_What you are asked to do_. Can you restate the records below word for word?

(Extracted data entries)
___
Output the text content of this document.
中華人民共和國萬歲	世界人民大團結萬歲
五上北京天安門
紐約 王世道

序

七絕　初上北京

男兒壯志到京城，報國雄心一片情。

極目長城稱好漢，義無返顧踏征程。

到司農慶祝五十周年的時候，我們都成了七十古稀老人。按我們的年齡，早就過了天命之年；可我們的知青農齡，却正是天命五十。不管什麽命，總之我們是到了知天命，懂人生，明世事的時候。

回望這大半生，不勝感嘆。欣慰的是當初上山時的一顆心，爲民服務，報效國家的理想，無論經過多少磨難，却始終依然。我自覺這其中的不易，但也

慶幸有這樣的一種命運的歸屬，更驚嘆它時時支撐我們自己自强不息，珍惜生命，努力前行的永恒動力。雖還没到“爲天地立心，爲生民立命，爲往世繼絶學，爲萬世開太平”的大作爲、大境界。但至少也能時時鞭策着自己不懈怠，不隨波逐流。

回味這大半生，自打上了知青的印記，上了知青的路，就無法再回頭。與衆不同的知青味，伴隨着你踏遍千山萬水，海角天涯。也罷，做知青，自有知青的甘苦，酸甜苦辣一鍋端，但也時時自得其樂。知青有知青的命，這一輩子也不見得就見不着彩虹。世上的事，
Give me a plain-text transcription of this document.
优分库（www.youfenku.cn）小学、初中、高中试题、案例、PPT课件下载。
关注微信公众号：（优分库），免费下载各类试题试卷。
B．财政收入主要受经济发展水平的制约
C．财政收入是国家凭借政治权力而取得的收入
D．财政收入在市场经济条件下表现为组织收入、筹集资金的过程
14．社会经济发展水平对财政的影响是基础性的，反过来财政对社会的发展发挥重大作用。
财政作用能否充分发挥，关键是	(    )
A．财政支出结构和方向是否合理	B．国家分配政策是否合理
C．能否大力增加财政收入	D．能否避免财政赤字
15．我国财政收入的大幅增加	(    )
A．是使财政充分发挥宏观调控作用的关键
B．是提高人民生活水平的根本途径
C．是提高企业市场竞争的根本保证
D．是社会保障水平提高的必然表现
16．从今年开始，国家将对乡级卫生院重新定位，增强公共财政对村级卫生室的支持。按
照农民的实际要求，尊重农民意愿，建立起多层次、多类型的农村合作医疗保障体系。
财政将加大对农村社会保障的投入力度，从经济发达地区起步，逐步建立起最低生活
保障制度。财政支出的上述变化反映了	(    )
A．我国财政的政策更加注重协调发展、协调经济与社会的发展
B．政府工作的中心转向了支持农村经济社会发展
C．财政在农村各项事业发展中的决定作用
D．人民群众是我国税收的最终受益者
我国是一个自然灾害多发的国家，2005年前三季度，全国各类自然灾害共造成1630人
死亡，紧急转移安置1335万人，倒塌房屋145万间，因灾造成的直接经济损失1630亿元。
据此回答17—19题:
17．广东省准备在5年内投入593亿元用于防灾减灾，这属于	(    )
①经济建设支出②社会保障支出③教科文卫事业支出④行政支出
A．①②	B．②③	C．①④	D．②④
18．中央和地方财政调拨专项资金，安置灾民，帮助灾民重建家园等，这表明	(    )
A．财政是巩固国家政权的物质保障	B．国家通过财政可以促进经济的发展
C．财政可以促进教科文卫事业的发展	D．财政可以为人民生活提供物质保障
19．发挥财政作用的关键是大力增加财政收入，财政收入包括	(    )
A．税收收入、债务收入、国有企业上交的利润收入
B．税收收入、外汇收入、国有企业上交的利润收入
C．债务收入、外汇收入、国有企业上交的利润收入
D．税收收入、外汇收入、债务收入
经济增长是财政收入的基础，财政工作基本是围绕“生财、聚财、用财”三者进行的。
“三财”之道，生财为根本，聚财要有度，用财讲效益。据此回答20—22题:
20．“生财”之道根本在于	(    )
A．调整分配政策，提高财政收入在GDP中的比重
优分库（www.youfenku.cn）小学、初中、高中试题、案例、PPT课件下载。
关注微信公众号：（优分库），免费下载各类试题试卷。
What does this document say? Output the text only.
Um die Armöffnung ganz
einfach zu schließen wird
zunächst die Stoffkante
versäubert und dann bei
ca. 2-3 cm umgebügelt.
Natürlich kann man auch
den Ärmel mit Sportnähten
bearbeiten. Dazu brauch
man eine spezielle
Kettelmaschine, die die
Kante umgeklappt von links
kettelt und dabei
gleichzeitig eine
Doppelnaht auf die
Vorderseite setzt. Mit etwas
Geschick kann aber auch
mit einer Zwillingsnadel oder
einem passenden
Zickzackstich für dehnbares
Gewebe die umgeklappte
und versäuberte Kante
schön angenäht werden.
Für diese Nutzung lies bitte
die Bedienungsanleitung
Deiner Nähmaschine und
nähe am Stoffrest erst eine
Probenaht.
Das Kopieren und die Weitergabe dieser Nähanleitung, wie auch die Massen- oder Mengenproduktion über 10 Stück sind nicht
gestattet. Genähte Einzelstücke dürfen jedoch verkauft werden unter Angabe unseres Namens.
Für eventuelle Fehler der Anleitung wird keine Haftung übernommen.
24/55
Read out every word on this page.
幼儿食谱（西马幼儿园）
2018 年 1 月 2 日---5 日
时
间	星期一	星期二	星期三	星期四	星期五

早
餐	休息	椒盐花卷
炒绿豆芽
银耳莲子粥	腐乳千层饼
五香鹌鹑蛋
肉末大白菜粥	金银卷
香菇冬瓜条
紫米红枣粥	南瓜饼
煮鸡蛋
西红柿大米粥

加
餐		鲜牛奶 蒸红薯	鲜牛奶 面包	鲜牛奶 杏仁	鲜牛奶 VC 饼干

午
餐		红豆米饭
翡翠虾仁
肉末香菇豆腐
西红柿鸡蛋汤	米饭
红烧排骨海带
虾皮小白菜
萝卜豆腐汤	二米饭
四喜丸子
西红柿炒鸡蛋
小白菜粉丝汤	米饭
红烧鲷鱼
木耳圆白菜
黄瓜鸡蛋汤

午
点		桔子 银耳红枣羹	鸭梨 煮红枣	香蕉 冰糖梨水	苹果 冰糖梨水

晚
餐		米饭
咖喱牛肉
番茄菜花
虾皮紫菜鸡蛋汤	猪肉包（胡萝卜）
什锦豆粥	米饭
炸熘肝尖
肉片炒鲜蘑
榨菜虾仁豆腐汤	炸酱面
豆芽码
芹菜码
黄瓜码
___
_Task solution_.
Output the text content of this document.
中華人民共和國萬歲	世界人民大團結萬歲
五上北京天安門
紐約 王世道

序

七絕　初上北京

男兒壯志到京城，報國雄心一片情。

極目長城稱好漢，義無返顧踏征程。

到司農慶祝五十周年的時候，我們都成了七十古稀老人。按我們的年齡，早就過了天命之年；可我們的知青農齡，却正是天命五十。不管什麽命，總之我們是到了知天命，懂人生，明世事的時候。

回望這大半生，不勝感嘆。欣慰的是當初上山時的一顆心，爲民服務，報效國家的理想，無論經過多少磨難，却始終依然。我自覺這其中的不易，但也

慶幸有這樣的一種命運的歸屬，更驚嘆它時時支撐我們自己自强不息，珍惜生命，努力前行的永恒動力。雖還没到“爲天地立心，爲生民立命，爲往世繼絶學，爲萬世開太平”的大作爲、大境界。但至少也能時時鞭策着自己不懈怠，不隨波逐流。

回味這大半生，自打上了知青的印記，上了知青的路，就無法再回頭。與衆不同的知青味，伴隨着你踏遍千山萬水，海角天涯。也罷，做知青，自有知青的甘苦，酸甜苦辣一鍋端，但也時時自得其樂。知青有知青的命，這一輩子也不見得就見不着彩虹。世上的事，
Give me a plain-text transcription of this document.
优分库（www.youfenku.cn）小学、初中、高中试题、案例、PPT课件下载。
关注微信公众号：（优分库），免费下载各类试题试卷。
B．财政收入主要受经济发展水平的制约
C．财政收入是国家凭借政治权力而取得的收入
D．财政收入在市场经济条件下表现为组织收入、筹集资金的过程
14．社会经济发展水平对财政的影响是基础性的，反过来财政对社会的发展发挥重大作用。
财政作用能否充分发挥，关键是	(    )
A．财政支出结构和方向是否合理	B．国家分配政策是否合理
C．能否大力增加财政收入	D．能否避免财政赤字
15．我国财政收入的大幅增加	(    )
A．是使财政充分发挥宏观调控作用的关键
B．是提高人民生活水平的根本途径
C．是提高企业市场竞争的根本保证
D．是社会保障水平提高的必然表现
16．从今年开始，国家将对乡级卫生院重新定位，增强公共财政对村级卫生室的支持。按
照农民的实际要求，尊重农民意愿，建立起多层次、多类型的农村合作医疗保障体系。
财政将加大对农村社会保障的投入力度，从经济发达地区起步，逐步建立起最低生活
保障制度。财政支出的上述变化反映了	(    )
A．我国财政的政策更加注重协调发展、协调经济与社会的发展
B．政府工作的中心转向了支持农村经济社会发展
C．财政在农村各项事业发展中的决定作用
D．人民群众是我国税收的最终受益者
我国是一个自然灾害多发的国家，2005年前三季度，全国各类自然灾害共造成1630人
死亡，紧急转移安置1335万人，倒塌房屋145万间，因灾造成的直接经济损失1630亿元。
据此回答17—19题:
17．广东省准备在5年内投入593亿元用于防灾减灾，这属于	(    )
①经济建设支出②社会保障支出③教科文卫事业支出④行政支出
A．①②	B．②③	C．①④	D．②④
18．中央和地方财政调拨专项资金，安置灾民，帮助灾民重建家园等，这表明	(    )
A．财政是巩固国家政权的物质保障	B．国家通过财政可以促进经济的发展
C．财政可以促进教科文卫事业的发展	D．财政可以为人民生活提供物质保障
19．发挥财政作用的关键是大力增加财政收入，财政收入包括	(    )
A．税收收入、债务收入、国有企业上交的利润收入
B．税收收入、外汇收入、国有企业上交的利润收入
C．债务收入、外汇收入、国有企业上交的利润收入
D．税收收入、外汇收入、债务收入
经济增长是财政收入的基础，财政工作基本是围绕“生财、聚财、用财”三者进行的。
“三财”之道，生财为根本，聚财要有度，用财讲效益。据此回答20—22题:
20．“生财”之道根本在于	(    )
A．调整分配政策，提高财政收入在GDP中的比重
优分库（www.youfenku.cn）小学、初中、高中试题、案例、PPT课件下载。
关注微信公众号：（优分库），免费下载各类试题试卷。
What does this document say? Output the text only.
Um die Armöffnung ganz
einfach zu schließen wird
zunächst die Stoffkante
versäubert und dann bei
ca. 2-3 cm umgebügelt.
Natürlich kann man auch
den Ärmel mit Sportnähten
bearbeiten. Dazu brauch
man eine spezielle
Kettelmaschine, die die
Kante umgeklappt von links
kettelt und dabei
gleichzeitig eine
Doppelnaht auf die
Vorderseite setzt. Mit etwas
Geschick kann aber auch
mit einer Zwillingsnadel oder
einem passenden
Zickzackstich für dehnbares
Gewebe die umgeklappte
und versäuberte Kante
schön angenäht werden.
Für diese Nutzung lies bitte
die Bedienungsanleitung
Deiner Nähmaschine und
nähe am Stoffrest erst eine
Probenaht.
Das Kopieren und die Weitergabe dieser Nähanleitung, wie auch die Massen- oder Mengenproduktion über 10 Stück sind nicht
gestattet. Genähte Einzelstücke dürfen jedoch verkauft werden unter Angabe unseres Namens.
Für eventuelle Fehler der Anleitung wird keine Haftung übernommen.
24/55
Read out every word on this page.
幼儿食谱（西马幼儿园）
2018 年 1 月 2 日---5 日
时
间	星期一	星期二	星期三	星期四	星期五

早
餐	休息	椒盐花卷
炒绿豆芽
银耳莲子粥	腐乳千层饼
五香鹌鹑蛋
肉末大白菜粥	金银卷
香菇冬瓜条
紫米红枣粥	南瓜饼
煮鸡蛋
西红柿大米粥

加
餐		鲜牛奶 蒸红薯	鲜牛奶 面包	鲜牛奶 杏仁	鲜牛奶 VC 饼干

午
餐		红豆米饭
翡翠虾仁
肉末香菇豆腐
西红柿鸡蛋汤	米饭
红烧排骨海带
虾皮小白菜
萝卜豆腐汤	二米饭
四喜丸子
西红柿炒鸡蛋
小白菜粉丝汤	米饭
红烧鲷鱼
木耳圆白菜
黄瓜鸡蛋汤

午
点		桔子 银耳红枣羹	鸭梨 煮红枣	香蕉 冰糖梨水	苹果 冰糖梨水

晚
餐		米饭
咖喱牛肉
番茄菜花
虾皮紫菜鸡蛋汤	猪肉包（胡萝卜）
什锦豆粥	米饭
炸熘肝尖
肉片炒鲜蘑
榨菜虾仁豆腐汤	炸酱面
豆芽码
芹菜码
黄瓜码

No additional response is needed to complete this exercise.